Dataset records

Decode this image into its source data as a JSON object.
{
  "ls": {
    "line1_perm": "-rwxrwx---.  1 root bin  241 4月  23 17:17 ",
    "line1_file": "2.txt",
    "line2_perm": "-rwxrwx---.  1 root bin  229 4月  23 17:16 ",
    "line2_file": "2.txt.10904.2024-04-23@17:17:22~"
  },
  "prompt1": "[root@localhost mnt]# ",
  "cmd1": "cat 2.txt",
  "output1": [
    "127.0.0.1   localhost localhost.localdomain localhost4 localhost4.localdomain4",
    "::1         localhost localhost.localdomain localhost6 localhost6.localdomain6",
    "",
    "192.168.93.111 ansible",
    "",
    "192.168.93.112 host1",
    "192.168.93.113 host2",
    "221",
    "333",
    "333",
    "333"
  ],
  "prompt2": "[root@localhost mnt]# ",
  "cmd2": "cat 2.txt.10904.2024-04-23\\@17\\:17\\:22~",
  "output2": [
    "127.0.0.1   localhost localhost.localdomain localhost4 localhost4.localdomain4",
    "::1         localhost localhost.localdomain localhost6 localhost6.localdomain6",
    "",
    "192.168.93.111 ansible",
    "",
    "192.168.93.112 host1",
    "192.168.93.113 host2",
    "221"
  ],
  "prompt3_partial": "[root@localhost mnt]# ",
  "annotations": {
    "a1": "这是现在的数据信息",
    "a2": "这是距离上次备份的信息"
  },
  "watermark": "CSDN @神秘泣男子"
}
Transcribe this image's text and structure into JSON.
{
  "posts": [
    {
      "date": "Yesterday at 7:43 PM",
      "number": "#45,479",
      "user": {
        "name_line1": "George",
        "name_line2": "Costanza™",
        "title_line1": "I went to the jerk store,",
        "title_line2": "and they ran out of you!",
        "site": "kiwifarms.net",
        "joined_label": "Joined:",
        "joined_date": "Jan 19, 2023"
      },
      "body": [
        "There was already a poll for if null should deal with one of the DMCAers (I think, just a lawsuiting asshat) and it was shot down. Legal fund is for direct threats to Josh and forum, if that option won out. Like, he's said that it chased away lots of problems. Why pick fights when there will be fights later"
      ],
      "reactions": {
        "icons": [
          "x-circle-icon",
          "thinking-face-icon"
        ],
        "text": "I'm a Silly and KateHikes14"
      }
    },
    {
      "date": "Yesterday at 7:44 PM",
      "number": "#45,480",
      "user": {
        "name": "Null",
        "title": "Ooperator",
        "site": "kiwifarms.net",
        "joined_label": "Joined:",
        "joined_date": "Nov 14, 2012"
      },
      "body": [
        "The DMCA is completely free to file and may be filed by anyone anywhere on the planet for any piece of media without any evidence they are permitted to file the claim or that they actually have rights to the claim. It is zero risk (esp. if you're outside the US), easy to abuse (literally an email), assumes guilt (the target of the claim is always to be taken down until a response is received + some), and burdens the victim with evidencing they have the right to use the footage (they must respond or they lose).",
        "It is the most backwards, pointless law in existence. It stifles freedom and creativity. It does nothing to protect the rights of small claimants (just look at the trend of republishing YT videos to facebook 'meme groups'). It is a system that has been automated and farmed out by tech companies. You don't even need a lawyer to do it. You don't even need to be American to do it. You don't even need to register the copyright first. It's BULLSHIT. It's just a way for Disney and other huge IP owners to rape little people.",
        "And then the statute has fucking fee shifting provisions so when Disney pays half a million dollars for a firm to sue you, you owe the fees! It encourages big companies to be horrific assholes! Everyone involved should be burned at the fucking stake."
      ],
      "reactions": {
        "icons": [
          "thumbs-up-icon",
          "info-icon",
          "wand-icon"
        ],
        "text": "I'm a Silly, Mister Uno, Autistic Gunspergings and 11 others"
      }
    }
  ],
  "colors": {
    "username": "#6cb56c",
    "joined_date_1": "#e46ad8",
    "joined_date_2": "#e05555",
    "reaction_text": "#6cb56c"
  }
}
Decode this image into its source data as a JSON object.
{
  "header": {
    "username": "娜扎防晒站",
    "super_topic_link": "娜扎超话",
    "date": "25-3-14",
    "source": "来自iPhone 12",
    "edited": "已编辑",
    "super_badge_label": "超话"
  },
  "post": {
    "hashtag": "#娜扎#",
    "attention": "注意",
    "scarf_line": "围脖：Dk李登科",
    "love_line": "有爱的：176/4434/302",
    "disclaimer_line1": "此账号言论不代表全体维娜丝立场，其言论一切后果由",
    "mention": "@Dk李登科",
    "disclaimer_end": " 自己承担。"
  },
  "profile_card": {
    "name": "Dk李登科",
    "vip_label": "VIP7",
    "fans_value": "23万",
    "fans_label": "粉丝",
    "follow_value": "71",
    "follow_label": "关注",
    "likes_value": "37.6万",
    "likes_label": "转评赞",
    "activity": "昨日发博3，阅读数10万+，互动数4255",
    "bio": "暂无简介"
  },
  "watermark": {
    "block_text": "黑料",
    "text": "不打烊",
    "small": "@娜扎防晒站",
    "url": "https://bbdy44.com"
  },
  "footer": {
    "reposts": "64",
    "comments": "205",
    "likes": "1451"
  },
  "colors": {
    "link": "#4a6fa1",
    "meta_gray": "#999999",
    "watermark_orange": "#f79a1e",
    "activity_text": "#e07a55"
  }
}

### REQUEST
Select all lines in the listing above where the word "when" appears, and show them.

### WRITTEN SOLUTION
        "There was already a poll for if null should deal with one of the DMCAers (I think, just a lawsuiting asshat) and it was shot down. Legal fund is for direct threats to Josh and forum, if that option won out. Like, he's said that it chased away lots of problems. Why pick fights when there will be fights later"
        "And then the statute has fucking fee shifting provisions so when Disney pays half a million dollars for a firm to sue you, you owe the fees! It encourages big companies to be horrific assholes! Everyone involved should be burned at the fucking stake."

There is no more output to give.